Start Source data

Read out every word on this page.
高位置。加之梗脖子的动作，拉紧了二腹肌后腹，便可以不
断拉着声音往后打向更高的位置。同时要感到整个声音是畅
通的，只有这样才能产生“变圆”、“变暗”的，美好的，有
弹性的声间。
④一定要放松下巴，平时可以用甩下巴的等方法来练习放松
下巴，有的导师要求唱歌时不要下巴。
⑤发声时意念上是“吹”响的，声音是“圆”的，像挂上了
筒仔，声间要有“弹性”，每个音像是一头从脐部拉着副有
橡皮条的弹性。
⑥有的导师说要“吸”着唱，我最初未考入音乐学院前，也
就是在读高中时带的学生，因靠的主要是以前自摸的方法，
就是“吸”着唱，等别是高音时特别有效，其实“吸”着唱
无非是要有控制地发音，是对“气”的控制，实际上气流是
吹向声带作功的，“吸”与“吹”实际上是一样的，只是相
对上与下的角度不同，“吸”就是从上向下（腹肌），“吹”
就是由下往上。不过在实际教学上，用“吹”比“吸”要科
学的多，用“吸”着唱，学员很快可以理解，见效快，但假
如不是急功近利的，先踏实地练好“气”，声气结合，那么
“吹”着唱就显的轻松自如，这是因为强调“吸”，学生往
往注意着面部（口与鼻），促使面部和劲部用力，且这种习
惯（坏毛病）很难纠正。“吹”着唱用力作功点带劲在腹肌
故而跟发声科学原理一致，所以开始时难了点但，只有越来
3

End Source data

* Instructions to follow
Return each entry from the material above exactly as it appears.

* Solution to this task
Read out every word on this page.
高位置。加之梗脖子的动作，拉紧了二腹肌后腹，便可以不
断拉着声音往后打向更高的位置。同时要感到整个声音是畅
通的，只有这样才能产生“变圆”、“变暗”的，美好的，有
弹性的声间。
④一定要放松下巴，平时可以用甩下巴的等方法来练习放松
下巴，有的导师要求唱歌时不要下巴。
⑤发声时意念上是“吹”响的，声音是“圆”的，像挂上了
筒仔，声间要有“弹性”，每个音像是一头从脐部拉着副有
橡皮条的弹性。
⑥有的导师说要“吸”着唱，我最初未考入音乐学院前，也
就是在读高中时带的学生，因靠的主要是以前自摸的方法，
就是“吸”着唱，等别是高音时特别有效，其实“吸”着唱
无非是要有控制地发音，是对“气”的控制，实际上气流是
吹向声带作功的，“吸”与“吹”实际上是一样的，只是相
对上与下的角度不同，“吸”就是从上向下（腹肌），“吹”
就是由下往上。不过在实际教学上，用“吹”比“吸”要科
学的多，用“吸”着唱，学员很快可以理解，见效快，但假
如不是急功近利的，先踏实地练好“气”，声气结合，那么
“吹”着唱就显的轻松自如，这是因为强调“吸”，学生往
往注意着面部（口与鼻），促使面部和劲部用力，且这种习
惯（坏毛病）很难纠正。“吹”着唱用力作功点带劲在腹肌
故而跟发声科学原理一致，所以开始时难了点但，只有越来
3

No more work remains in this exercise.